** TO BE DONE **
Look through the data below. Collect every line where the word "retweet" occurs.

[Data records]
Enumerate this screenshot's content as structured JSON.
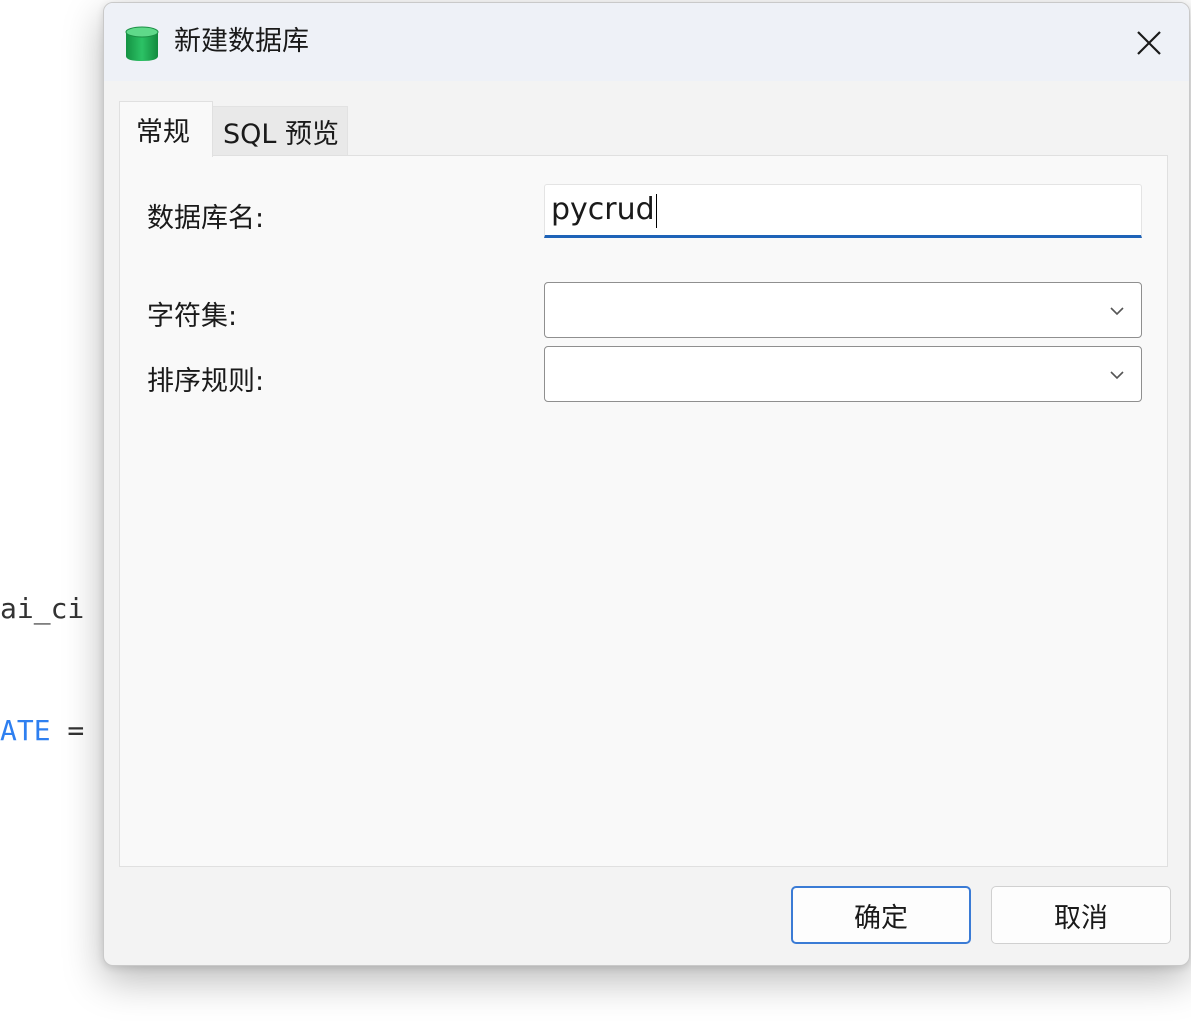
{
  "background": {
    "line1": "ai_ci",
    "line2_keyword": "ATE",
    "line2_rest": " ="
  },
  "dialog": {
    "title": "新建数据库",
    "icon": "database-icon",
    "close_icon": "close-icon"
  },
  "tabs": [
    {
      "label": "常规",
      "active": true
    },
    {
      "label": "SQL 预览",
      "active": false
    }
  ],
  "form": {
    "db_name_label": "数据库名:",
    "db_name_value": "pycrud",
    "charset_label": "字符集:",
    "charset_value": "",
    "collation_label": "排序规则:",
    "collation_value": ""
  },
  "buttons": {
    "ok_label": "确定",
    "cancel_label": "取消"
  },
  "colors": {
    "accent": "#1e63b8",
    "icon_green": "#1fa352"
  }
}
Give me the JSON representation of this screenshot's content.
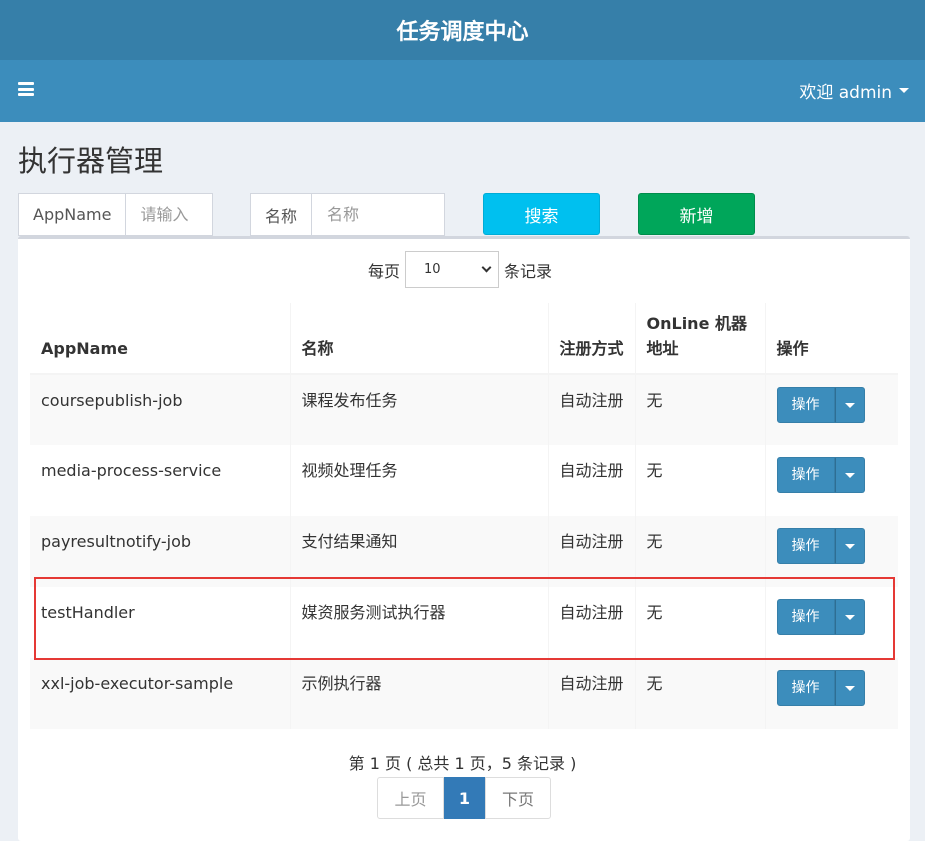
{
  "header": {
    "logo": "任务调度中心",
    "user_label": "欢迎 admin"
  },
  "page": {
    "title": "执行器管理"
  },
  "filters": {
    "appname_label": "AppName",
    "appname_placeholder": "请输入",
    "name_label": "名称",
    "name_placeholder": "名称",
    "search_label": "搜索",
    "add_label": "新增"
  },
  "length_control": {
    "prefix": "每页",
    "value": "10",
    "suffix": "条记录"
  },
  "table": {
    "headers": [
      "AppName",
      "名称",
      "注册方式",
      "OnLine 机器地址",
      "操作"
    ],
    "rows": [
      {
        "appname": "coursepublish-job",
        "name": "课程发布任务",
        "reg": "自动注册",
        "online": "无",
        "action": "操作"
      },
      {
        "appname": "media-process-service",
        "name": "视频处理任务",
        "reg": "自动注册",
        "online": "无",
        "action": "操作"
      },
      {
        "appname": "payresultnotify-job",
        "name": "支付结果通知",
        "reg": "自动注册",
        "online": "无",
        "action": "操作"
      },
      {
        "appname": "testHandler",
        "name": "媒资服务测试执行器",
        "reg": "自动注册",
        "online": "无",
        "action": "操作"
      },
      {
        "appname": "xxl-job-executor-sample",
        "name": "示例执行器",
        "reg": "自动注册",
        "online": "无",
        "action": "操作"
      }
    ]
  },
  "pagination": {
    "info": "第 1 页 ( 总共 1 页，5 条记录 )",
    "prev": "上页",
    "current": "1",
    "next": "下页"
  },
  "colors": {
    "header_dark": "#367fa9",
    "header": "#3c8dbc",
    "search_btn": "#00c0ef",
    "add_btn": "#00a65a",
    "highlight": "#e53935"
  },
  "icons": {
    "menu": "hamburger-icon",
    "user_caret": "caret-down-icon",
    "action_caret": "caret-down-icon"
  }
}
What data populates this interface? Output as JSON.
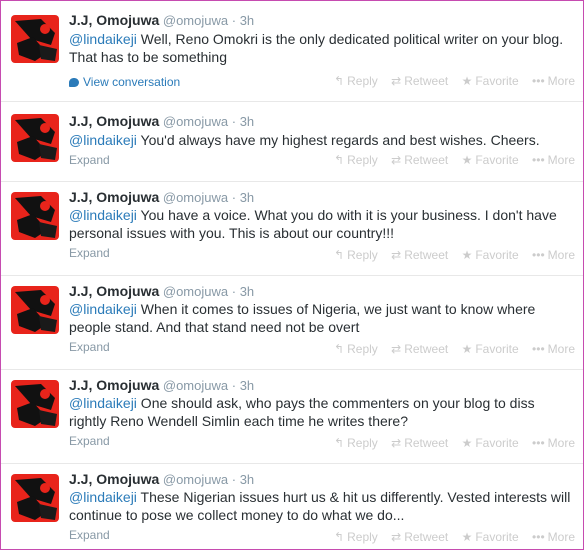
{
  "tweets": [
    {
      "name": "J.J, Omojuwa",
      "handle": "@omojuwa",
      "sep": "·",
      "time": "3h",
      "mention": "@lindaikeji",
      "text": " Well, Reno Omokri is the only dedicated political writer on your blog. That has to be something",
      "footer": "View conversation"
    },
    {
      "name": "J.J, Omojuwa",
      "handle": "@omojuwa",
      "sep": "·",
      "time": "3h",
      "mention": "@lindaikeji",
      "text": " You'd always have my highest regards and best wishes. Cheers.",
      "footer": "Expand"
    },
    {
      "name": "J.J, Omojuwa",
      "handle": "@omojuwa",
      "sep": "·",
      "time": "3h",
      "mention": "@lindaikeji",
      "text": " You have a voice. What you do with it is your business. I don't have personal issues with you. This is about our country!!!",
      "footer": "Expand"
    },
    {
      "name": "J.J, Omojuwa",
      "handle": "@omojuwa",
      "sep": "·",
      "time": "3h",
      "mention": "@lindaikeji",
      "text": " When it comes to issues of Nigeria, we just want to know where people stand. And that stand need not be overt",
      "footer": "Expand"
    },
    {
      "name": "J.J, Omojuwa",
      "handle": "@omojuwa",
      "sep": "·",
      "time": "3h",
      "mention": "@lindaikeji",
      "text": " One should ask, who pays the commenters on your blog to diss rightly Reno Wendell Simlin each time he writes there?",
      "footer": "Expand"
    },
    {
      "name": "J.J, Omojuwa",
      "handle": "@omojuwa",
      "sep": "·",
      "time": "3h",
      "mention": "@lindaikeji",
      "text": " These Nigerian issues hurt us & hit us differently. Vested interests will continue to pose we collect money to do what we do...",
      "footer": "Expand"
    }
  ],
  "actions": {
    "reply": "Reply",
    "retweet": "Retweet",
    "favorite": "Favorite",
    "more": "More"
  },
  "icons": {
    "reply": "reply-arrow-icon",
    "retweet": "retweet-arrows-icon",
    "favorite": "star-icon",
    "more": "ellipsis-icon",
    "conversation": "speech-bubble-icon"
  },
  "colors": {
    "border": "#c64bb0",
    "mention": "#2b7bb9",
    "avatar_bg": "#e8241b"
  }
}
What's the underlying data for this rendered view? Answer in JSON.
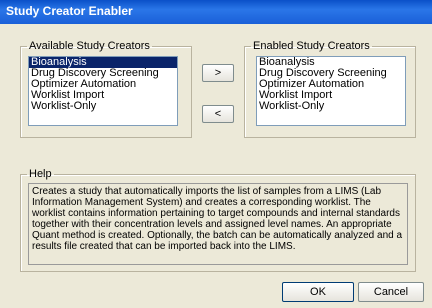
{
  "window": {
    "title": "Study Creator Enabler"
  },
  "available": {
    "legend": "Available Study Creators",
    "items": [
      "Bioanalysis",
      "Drug Discovery Screening",
      "Optimizer Automation",
      "Worklist Import",
      "Worklist-Only"
    ],
    "selected_index": 0
  },
  "enabled": {
    "legend": "Enabled Study Creators",
    "items": [
      "Bioanalysis",
      "Drug Discovery Screening",
      "Optimizer Automation",
      "Worklist Import",
      "Worklist-Only"
    ]
  },
  "move": {
    "right_label": ">",
    "left_label": "<"
  },
  "help": {
    "legend": "Help",
    "text": "Creates a study that automatically imports the list of samples from a LIMS (Lab Information Management System) and creates a corresponding worklist.  The worklist contains information pertaining to target compounds and internal standards together with their concentration levels and assigned level names.  An appropriate Quant method is created. Optionally, the batch can be automatically analyzed and a results file created that can be imported back into the LIMS."
  },
  "buttons": {
    "ok_label": "OK",
    "cancel_label": "Cancel"
  },
  "colors": {
    "title_bar": "#1a5fd8",
    "selection": "#0a246a",
    "dialog_bg": "#ece9d8"
  }
}
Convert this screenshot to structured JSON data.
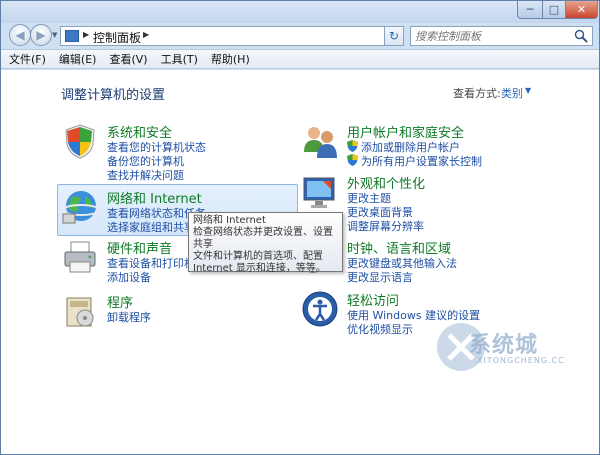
{
  "window": {
    "controls": {
      "minimize": "─",
      "maximize": "□",
      "close": "✕"
    }
  },
  "nav": {
    "address_path": "控制面板",
    "search_placeholder": "搜索控制面板"
  },
  "menu": [
    "文件(F)",
    "编辑(E)",
    "查看(V)",
    "工具(T)",
    "帮助(H)"
  ],
  "content": {
    "title": "调整计算机的设置",
    "view_by_label": "查看方式:",
    "view_by_value": "类别"
  },
  "categories": [
    {
      "title": "系统和安全",
      "icon": "shield-icon",
      "links": [
        "查看您的计算机状态",
        "备份您的计算机",
        "查找并解决问题"
      ]
    },
    {
      "title": "网络和 Internet",
      "icon": "network-globe-icon",
      "links": [
        "查看网络状态和任务",
        "选择家庭组和共享选项"
      ]
    },
    {
      "title": "硬件和声音",
      "icon": "printer-icon",
      "links": [
        "查看设备和打印机",
        "添加设备"
      ]
    },
    {
      "title": "程序",
      "icon": "programs-icon",
      "links": [
        "卸载程序"
      ]
    },
    {
      "title": "用户帐户和家庭安全",
      "icon": "users-icon",
      "links": [
        "添加或删除用户帐户",
        "为所有用户设置家长控制"
      ]
    },
    {
      "title": "外观和个性化",
      "icon": "display-icon",
      "links": [
        "更改主题",
        "更改桌面背景",
        "调整屏幕分辨率"
      ]
    },
    {
      "title": "时钟、语言和区域",
      "icon": "clock-globe-icon",
      "links": [
        "更改键盘或其他输入法",
        "更改显示语言"
      ]
    },
    {
      "title": "轻松访问",
      "icon": "ease-of-access-icon",
      "links": [
        "使用 Windows 建议的设置",
        "优化视频显示"
      ]
    }
  ],
  "tooltip": {
    "lines": [
      "网络和 Internet",
      "检查网络状态并更改设置、设置共享",
      "文件和计算机的首选项、配置",
      "Internet 显示和连接，等等。"
    ]
  },
  "watermark": {
    "text": "系统城",
    "url": "XITONGCHENG.CC"
  }
}
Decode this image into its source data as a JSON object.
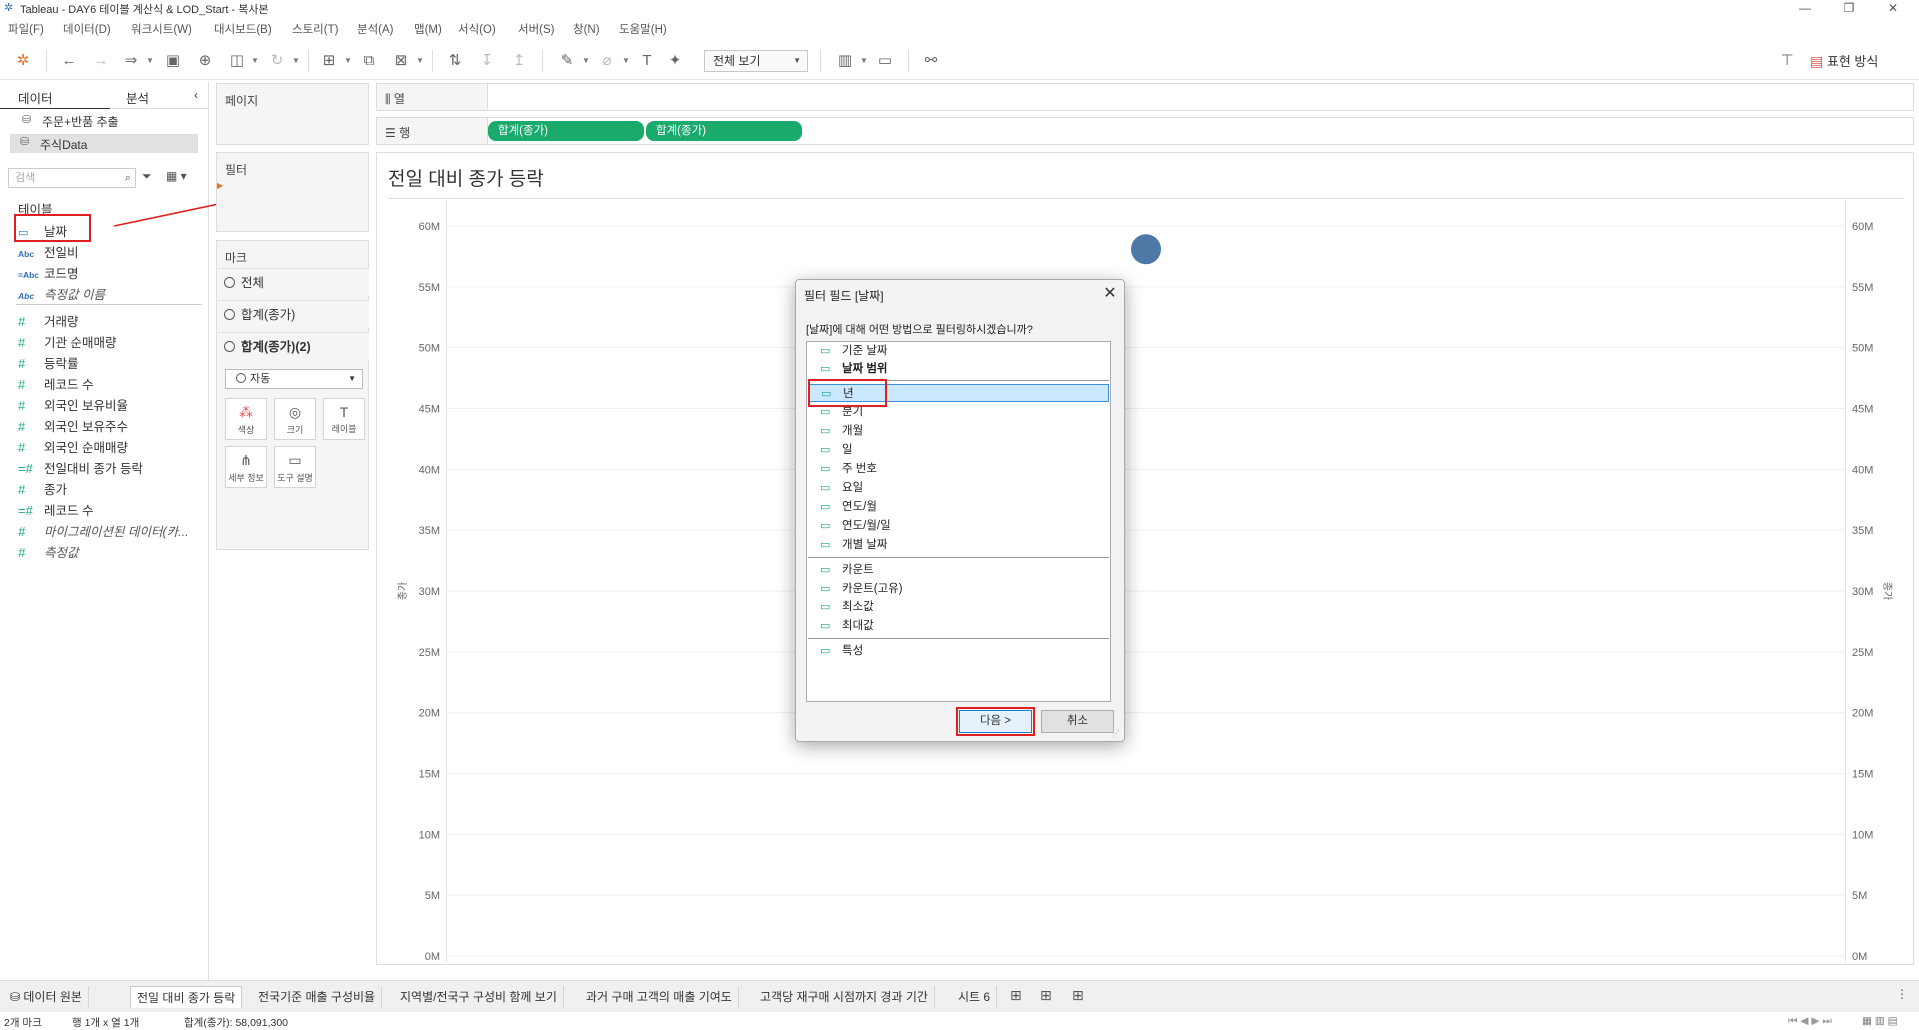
{
  "window": {
    "title": "Tableau - DAY6 테이블 계산식 & LOD_Start - 복사본"
  },
  "menu": [
    "파일(F)",
    "데이터(D)",
    "워크시트(W)",
    "대시보드(B)",
    "스토리(T)",
    "분석(A)",
    "맵(M)",
    "서식(O)",
    "서버(S)",
    "창(N)",
    "도움말(H)"
  ],
  "toolbar": {
    "view_select": "전체 보기",
    "show_me": "표현 방식"
  },
  "data_pane": {
    "tab_data": "데이터",
    "tab_analytics": "분석",
    "datasources": [
      "주문+반품 추출",
      "주식Data"
    ],
    "search_placeholder": "검색",
    "tables_header": "테이블",
    "dimensions": [
      {
        "label": "날짜",
        "icon": "calendar-icon"
      },
      {
        "label": "전일비",
        "icon": "abc-icon"
      },
      {
        "label": "코드명",
        "icon": "abc-icon"
      },
      {
        "label": "측정값 이름",
        "icon": "abc-icon"
      }
    ],
    "measures": [
      "거래량",
      "기관 순매매량",
      "등락률",
      "레코드 수",
      "외국인 보유비율",
      "외국인 보유주수",
      "외국인 순매매량",
      "전일대비 종가 등락",
      "종가",
      "레코드 수",
      "마이그레이션된 데이터(카...",
      "측정값"
    ]
  },
  "cards": {
    "pages": "페이지",
    "filters": "필터",
    "marks": "마크",
    "marks_rows": [
      "전체",
      "합계(종가)",
      "합계(종가)(2)"
    ],
    "mark_type": "자동",
    "mark_buttons": [
      "색상",
      "크기",
      "레이블",
      "세부 정보",
      "도구 설명"
    ]
  },
  "shelves": {
    "columns_label": "열",
    "rows_label": "행",
    "row_pills": [
      "합계(종가)",
      "합계(종가)"
    ]
  },
  "view": {
    "title": "전일 대비 종가 등락",
    "y_axis_title": "종가",
    "colors": {
      "mark": "#4e79a7",
      "pill": "#1aaa6b"
    }
  },
  "chart_data": {
    "type": "scatter",
    "title": "전일 대비 종가 등락",
    "ylabel": "종가",
    "y_ticks": [
      "60M",
      "55M",
      "50M",
      "45M",
      "40M",
      "35M",
      "30M",
      "25M",
      "20M",
      "15M",
      "10M",
      "5M",
      "0M"
    ],
    "ylim": [
      0,
      60000000
    ],
    "series": [
      {
        "values": [
          58091300
        ]
      }
    ],
    "dual_axis": true
  },
  "dialog": {
    "title": "필터 필드 [날짜]",
    "question": "[날짜]에 대해 어떤 방법으로 필터링하시겠습니까?",
    "group1": [
      "기준 날짜",
      "날짜 범위"
    ],
    "group2": [
      "년",
      "분기",
      "개월",
      "일",
      "주 번호",
      "요일",
      "연도/월",
      "연도/월/일",
      "개별 날짜"
    ],
    "group3": [
      "카운트",
      "카운트(고유)",
      "최소값",
      "최대값"
    ],
    "group4": [
      "특성"
    ],
    "selected": "년",
    "next_label": "다음 >",
    "cancel_label": "취소"
  },
  "sheet_tabs": [
    "데이터 원본",
    "전일 대비 종가 등락",
    "전국기준 매출 구성비율",
    "지역별/전국구 구성비 함께 보기",
    "과거 구매 고객의 매출 기여도",
    "고객당 재구매 시점까지 경과 기간",
    "시트 6"
  ],
  "status": {
    "marks": "2개 마크",
    "rows_cols": "행 1개 x 열 1개",
    "sum": "합계(종가): 58,091,300"
  }
}
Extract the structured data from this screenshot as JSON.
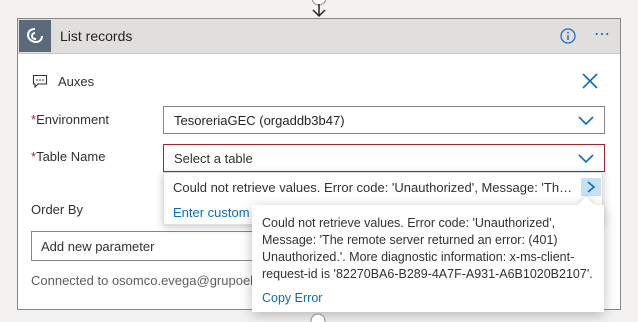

** RESPONSE TO THIS EXERCISE **
    "retweet": "Retweet",
    "retweet": "retweet-arrows-icon",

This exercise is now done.